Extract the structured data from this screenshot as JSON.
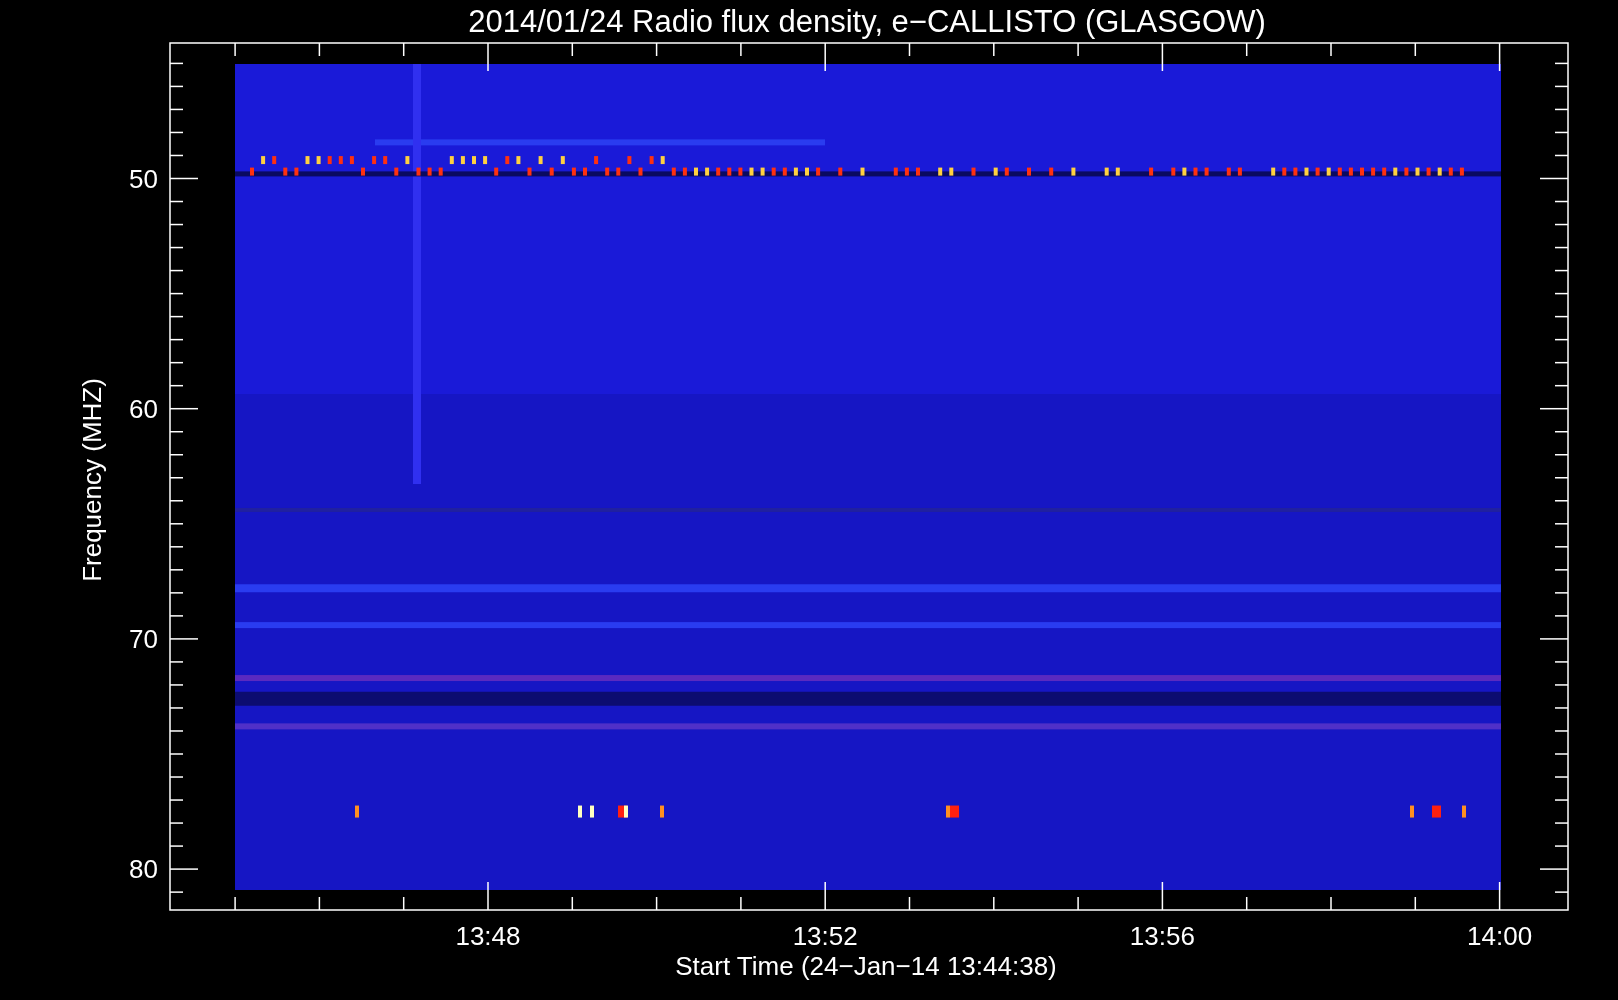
{
  "title": "2014/01/24  Radio flux density, e−CALLISTO (GLASGOW)",
  "plot": {
    "ylabel": "Frequency (MHZ)",
    "xlabel": "Start Time (24−Jan−14 13:44:38)",
    "yticks": [
      "50",
      "60",
      "70",
      "80"
    ],
    "xticks": [
      "13:48",
      "13:52",
      "13:56",
      "14:00"
    ]
  }
}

▶ **WORK TO DO**
Reproduce each entry precisely, dropping only the pictures.

▶ **WRITTEN SOLUTION**
Extract the structured data from this screenshot as JSON.
{
  "title": "2014/01/24  Radio flux density, e−CALLISTO (GLASGOW)",
  "plot": {
    "ylabel": "Frequency (MHZ)",
    "xlabel": "Start Time (24−Jan−14 13:44:38)",
    "yticks": [
      "50",
      "60",
      "70",
      "80"
    ],
    "xticks": [
      "13:48",
      "13:52",
      "13:56",
      "14:00"
    ]
  }
}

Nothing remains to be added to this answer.